• **EXERCISE PROMPT**
Present every line of the material below as a numbered list, leaving out any blank lines.
:: RECORDS FOR THIS EXERCISE
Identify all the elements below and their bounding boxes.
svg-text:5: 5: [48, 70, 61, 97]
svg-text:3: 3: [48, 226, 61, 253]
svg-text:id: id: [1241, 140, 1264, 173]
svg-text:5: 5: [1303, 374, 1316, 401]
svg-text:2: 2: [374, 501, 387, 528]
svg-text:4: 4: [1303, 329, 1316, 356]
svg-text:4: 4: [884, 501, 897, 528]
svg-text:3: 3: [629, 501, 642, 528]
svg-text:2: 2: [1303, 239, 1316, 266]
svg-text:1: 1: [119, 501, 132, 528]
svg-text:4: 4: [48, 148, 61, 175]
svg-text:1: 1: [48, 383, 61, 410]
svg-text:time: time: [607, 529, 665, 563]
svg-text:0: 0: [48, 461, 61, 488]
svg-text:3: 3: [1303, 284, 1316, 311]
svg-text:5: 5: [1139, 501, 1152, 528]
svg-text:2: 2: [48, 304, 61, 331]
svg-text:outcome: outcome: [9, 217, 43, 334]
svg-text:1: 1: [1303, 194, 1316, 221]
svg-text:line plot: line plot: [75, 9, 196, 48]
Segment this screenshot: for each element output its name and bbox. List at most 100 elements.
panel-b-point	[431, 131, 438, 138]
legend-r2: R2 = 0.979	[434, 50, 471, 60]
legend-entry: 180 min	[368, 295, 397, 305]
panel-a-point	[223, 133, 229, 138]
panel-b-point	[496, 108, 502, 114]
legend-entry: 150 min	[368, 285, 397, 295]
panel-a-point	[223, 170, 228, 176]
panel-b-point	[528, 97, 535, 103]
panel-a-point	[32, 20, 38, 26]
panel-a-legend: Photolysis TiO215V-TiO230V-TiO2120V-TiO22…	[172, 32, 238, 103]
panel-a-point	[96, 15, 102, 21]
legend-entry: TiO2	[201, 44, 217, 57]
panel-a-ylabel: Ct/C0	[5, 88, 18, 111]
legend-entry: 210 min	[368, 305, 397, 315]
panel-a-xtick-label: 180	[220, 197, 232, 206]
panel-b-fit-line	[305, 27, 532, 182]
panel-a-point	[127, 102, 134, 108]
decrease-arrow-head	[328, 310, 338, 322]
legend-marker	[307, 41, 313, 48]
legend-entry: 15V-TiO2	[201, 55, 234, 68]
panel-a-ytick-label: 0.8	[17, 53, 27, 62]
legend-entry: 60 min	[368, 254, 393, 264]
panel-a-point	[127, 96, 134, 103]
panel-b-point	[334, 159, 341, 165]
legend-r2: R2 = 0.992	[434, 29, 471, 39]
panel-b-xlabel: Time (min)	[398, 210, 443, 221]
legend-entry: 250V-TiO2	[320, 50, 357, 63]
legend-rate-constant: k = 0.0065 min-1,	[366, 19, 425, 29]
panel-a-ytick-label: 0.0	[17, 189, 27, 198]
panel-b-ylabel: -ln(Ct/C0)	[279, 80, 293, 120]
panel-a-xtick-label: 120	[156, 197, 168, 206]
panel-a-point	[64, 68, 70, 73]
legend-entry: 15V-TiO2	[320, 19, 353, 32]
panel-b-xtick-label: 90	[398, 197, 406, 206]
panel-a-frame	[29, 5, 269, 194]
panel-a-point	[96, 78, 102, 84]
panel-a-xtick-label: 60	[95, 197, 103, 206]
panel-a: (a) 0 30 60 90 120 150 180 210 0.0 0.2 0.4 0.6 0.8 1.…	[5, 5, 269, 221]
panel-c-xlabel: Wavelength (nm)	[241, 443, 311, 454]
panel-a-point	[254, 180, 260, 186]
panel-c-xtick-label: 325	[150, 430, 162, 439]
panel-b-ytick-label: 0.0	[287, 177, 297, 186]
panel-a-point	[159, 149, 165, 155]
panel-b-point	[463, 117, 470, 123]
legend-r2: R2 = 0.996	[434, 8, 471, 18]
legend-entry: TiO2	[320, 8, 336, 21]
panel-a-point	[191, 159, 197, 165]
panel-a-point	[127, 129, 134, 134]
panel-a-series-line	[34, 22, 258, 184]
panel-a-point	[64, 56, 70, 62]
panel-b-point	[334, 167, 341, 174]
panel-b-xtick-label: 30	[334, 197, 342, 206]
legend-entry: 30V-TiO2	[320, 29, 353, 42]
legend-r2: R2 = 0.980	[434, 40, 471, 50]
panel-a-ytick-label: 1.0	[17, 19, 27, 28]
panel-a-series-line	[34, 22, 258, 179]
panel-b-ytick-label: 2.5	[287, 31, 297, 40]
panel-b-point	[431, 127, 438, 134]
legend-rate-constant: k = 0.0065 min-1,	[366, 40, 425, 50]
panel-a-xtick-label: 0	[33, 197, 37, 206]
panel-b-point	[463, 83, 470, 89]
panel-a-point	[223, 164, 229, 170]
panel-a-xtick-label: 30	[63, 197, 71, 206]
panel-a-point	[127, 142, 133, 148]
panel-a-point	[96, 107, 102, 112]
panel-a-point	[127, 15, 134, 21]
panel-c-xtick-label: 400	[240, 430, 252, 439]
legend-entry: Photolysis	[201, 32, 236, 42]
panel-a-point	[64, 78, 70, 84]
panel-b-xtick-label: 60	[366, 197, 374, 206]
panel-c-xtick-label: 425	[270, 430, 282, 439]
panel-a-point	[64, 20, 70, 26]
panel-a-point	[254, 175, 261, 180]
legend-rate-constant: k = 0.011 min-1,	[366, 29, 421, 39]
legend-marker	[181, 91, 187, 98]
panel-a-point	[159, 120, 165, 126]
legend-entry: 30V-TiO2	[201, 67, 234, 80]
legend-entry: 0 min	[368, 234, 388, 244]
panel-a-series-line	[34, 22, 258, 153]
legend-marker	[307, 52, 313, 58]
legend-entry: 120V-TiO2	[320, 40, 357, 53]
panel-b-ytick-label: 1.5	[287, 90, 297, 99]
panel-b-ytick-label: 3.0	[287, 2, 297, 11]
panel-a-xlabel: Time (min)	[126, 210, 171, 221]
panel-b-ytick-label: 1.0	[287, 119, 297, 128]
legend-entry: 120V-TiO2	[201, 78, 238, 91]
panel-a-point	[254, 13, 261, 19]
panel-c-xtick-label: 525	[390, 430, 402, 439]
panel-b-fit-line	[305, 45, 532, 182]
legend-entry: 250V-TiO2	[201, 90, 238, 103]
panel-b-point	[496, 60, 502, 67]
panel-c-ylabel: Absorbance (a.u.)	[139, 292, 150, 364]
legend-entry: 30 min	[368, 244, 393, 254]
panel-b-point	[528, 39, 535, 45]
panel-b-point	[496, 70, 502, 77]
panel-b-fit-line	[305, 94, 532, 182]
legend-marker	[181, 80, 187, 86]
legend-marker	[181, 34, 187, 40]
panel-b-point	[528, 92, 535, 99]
::::
• **COMPLETED EXERCISE**
1. Identify all the elements below and their bounding boxes.
2. svg-text:5: 5: [48, 70, 61, 97]
3. svg-text:3: 3: [48, 226, 61, 253]
4. svg-text:id: id: [1241, 140, 1264, 173]
5. svg-text:5: 5: [1303, 374, 1316, 401]
6. svg-text:2: 2: [374, 501, 387, 528]
7. svg-text:4: 4: [1303, 329, 1316, 356]
8. svg-text:4: 4: [884, 501, 897, 528]
9. svg-text:3: 3: [629, 501, 642, 528]
10. svg-text:2: 2: [1303, 239, 1316, 266]
11. svg-text:1: 1: [119, 501, 132, 528]
12. svg-text:4: 4: [48, 148, 61, 175]
13. svg-text:1: 1: [48, 383, 61, 410]
14. svg-text:time: time: [607, 529, 665, 563]
15. svg-text:0: 0: [48, 461, 61, 488]
16. svg-text:3: 3: [1303, 284, 1316, 311]
17. svg-text:5: 5: [1139, 501, 1152, 528]
18. svg-text:2: 2: [48, 304, 61, 331]
19. svg-text:outcome: outcome: [9, 217, 43, 334]
20. svg-text:1: 1: [1303, 194, 1316, 221]
21. svg-text:line plot: line plot: [75, 9, 196, 48]
22. Segment this screenshot: for each element output its name and bbox. List at most 100 elements.
23. panel-b-point	[431, 131, 438, 138]
24. legend-r2: R2 = 0.979	[434, 50, 471, 60]
25. legend-entry: 180 min	[368, 295, 397, 305]
26. panel-a-point	[223, 133, 229, 138]
27. panel-b-point	[496, 108, 502, 114]
28. legend-entry: 150 min	[368, 285, 397, 295]
29. panel-a-point	[223, 170, 228, 176]
30. panel-b-point	[528, 97, 535, 103]
31. panel-a-point	[32, 20, 38, 26]
32. panel-a-legend: Photolysis TiO215V-TiO230V-TiO2120V-TiO22…	[172, 32, 238, 103]
33. panel-a-point	[96, 15, 102, 21]
34. legend-entry: TiO2	[201, 44, 217, 57]
35. panel-a-ylabel: Ct/C0	[5, 88, 18, 111]
36. legend-entry: 210 min	[368, 305, 397, 315]
37. panel-a-xtick-label: 180	[220, 197, 232, 206]
38. panel-b-fit-line	[305, 27, 532, 182]
39. panel-a-point	[127, 102, 134, 108]
40. decrease-arrow-head	[328, 310, 338, 322]
41. legend-marker	[307, 41, 313, 48]
42. legend-entry: 15V-TiO2	[201, 55, 234, 68]
43. panel-a-ytick-label: 0.8	[17, 53, 27, 62]
44. legend-entry: 60 min	[368, 254, 393, 264]
45. panel-a-point	[127, 96, 134, 103]
46. panel-b-point	[334, 159, 341, 165]
47. legend-r2: R2 = 0.992	[434, 29, 471, 39]
48. panel-b-xlabel: Time (min)	[398, 210, 443, 221]
49. legend-entry: 250V-TiO2	[320, 50, 357, 63]
50. legend-rate-constant: k = 0.0065 min-1,	[366, 19, 425, 29]
51. panel-a-ytick-label: 0.0	[17, 189, 27, 198]
52. panel-b-ylabel: -ln(Ct/C0)	[279, 80, 293, 120]
53. panel-a-xtick-label: 120	[156, 197, 168, 206]
54. panel-a-point	[64, 68, 70, 73]
55. legend-entry: 15V-TiO2	[320, 19, 353, 32]
56. panel-b-xtick-label: 90	[398, 197, 406, 206]
57. panel-a-frame	[29, 5, 269, 194]
58. panel-a-point	[96, 78, 102, 84]
59. panel-a-xtick-label: 60	[95, 197, 103, 206]
60. panel-a: (a) 0 30 60 90 120 150 180 210 0.0 0.2 0.4 0.6 0.8 1.…	[5, 5, 269, 221]
61. panel-c-xlabel: Wavelength (nm)	[241, 443, 311, 454]
62. panel-a-point	[254, 180, 260, 186]
63. panel-c-xtick-label: 325	[150, 430, 162, 439]
64. panel-b-ytick-label: 0.0	[287, 177, 297, 186]
65. panel-a-point	[159, 149, 165, 155]
66. panel-b-point	[463, 117, 470, 123]
67. legend-r2: R2 = 0.996	[434, 8, 471, 18]
68. legend-entry: TiO2	[320, 8, 336, 21]
69. panel-a-point	[191, 159, 197, 165]
70. panel-a-point	[127, 129, 134, 134]
71. panel-a-series-line	[34, 22, 258, 184]
72. panel-a-point	[64, 56, 70, 62]
73. panel-b-point	[334, 167, 341, 174]
74. panel-b-xtick-label: 30	[334, 197, 342, 206]
75. legend-entry: 30V-TiO2	[320, 29, 353, 42]
76. legend-r2: R2 = 0.980	[434, 40, 471, 50]
77. panel-a-ytick-label: 1.0	[17, 19, 27, 28]
78. panel-a-series-line	[34, 22, 258, 179]
79. panel-b-ytick-label: 2.5	[287, 31, 297, 40]
80. panel-b-point	[431, 127, 438, 134]
81. legend-rate-constant: k = 0.0065 min-1,	[366, 40, 425, 50]
82. panel-a-xtick-label: 0	[33, 197, 37, 206]
83. panel-b-point	[463, 83, 470, 89]
84. panel-a-point	[223, 164, 229, 170]
85. panel-a-xtick-label: 30	[63, 197, 71, 206]
86. panel-a-point	[127, 142, 133, 148]
87. panel-a-point	[96, 107, 102, 112]
88. panel-a-point	[127, 15, 134, 21]
89. panel-c-xtick-label: 400	[240, 430, 252, 439]
90. legend-entry: Photolysis	[201, 32, 236, 42]
91. panel-a-point	[64, 78, 70, 84]
92. panel-b-xtick-label: 60	[366, 197, 374, 206]
93. panel-c-xtick-label: 425	[270, 430, 282, 439]
94. panel-a-point	[64, 20, 70, 26]
95. panel-a-point	[254, 175, 261, 180]
96. legend-rate-constant: k = 0.011 min-1,	[366, 29, 421, 39]
97. legend-marker	[181, 91, 187, 98]
98. panel-a-point	[159, 120, 165, 126]
99. legend-entry: 30V-TiO2	[201, 67, 234, 80]
100. legend-entry: 0 min	[368, 234, 388, 244]
101. panel-a-series-line	[34, 22, 258, 153]
102. legend-marker	[307, 52, 313, 58]
103. legend-entry: 120V-TiO2	[320, 40, 357, 53]
104. panel-b-ytick-label: 1.5	[287, 90, 297, 99]
105. panel-b-ytick-label: 3.0	[287, 2, 297, 11]
106. panel-a-xlabel: Time (min)	[126, 210, 171, 221]
107. panel-b-ytick-label: 1.0	[287, 119, 297, 128]
108. legend-entry: 120V-TiO2	[201, 78, 238, 91]
109. panel-a-point	[254, 13, 261, 19]
110. panel-c-xtick-label: 525	[390, 430, 402, 439]
111. panel-b-fit-line	[305, 45, 532, 182]
112. legend-entry: 250V-TiO2	[201, 90, 238, 103]
113. panel-b-point	[496, 60, 502, 67]
114. panel-c-ylabel: Absorbance (a.u.)	[139, 292, 150, 364]
115. legend-entry: 30 min	[368, 244, 393, 254]
116. panel-b-point	[528, 39, 535, 45]
117. panel-b-point	[496, 70, 502, 77]
118. panel-b-fit-line	[305, 94, 532, 182]
119. legend-marker	[181, 80, 187, 86]
120. legend-marker	[181, 34, 187, 40]
121. panel-b-point	[528, 92, 535, 99]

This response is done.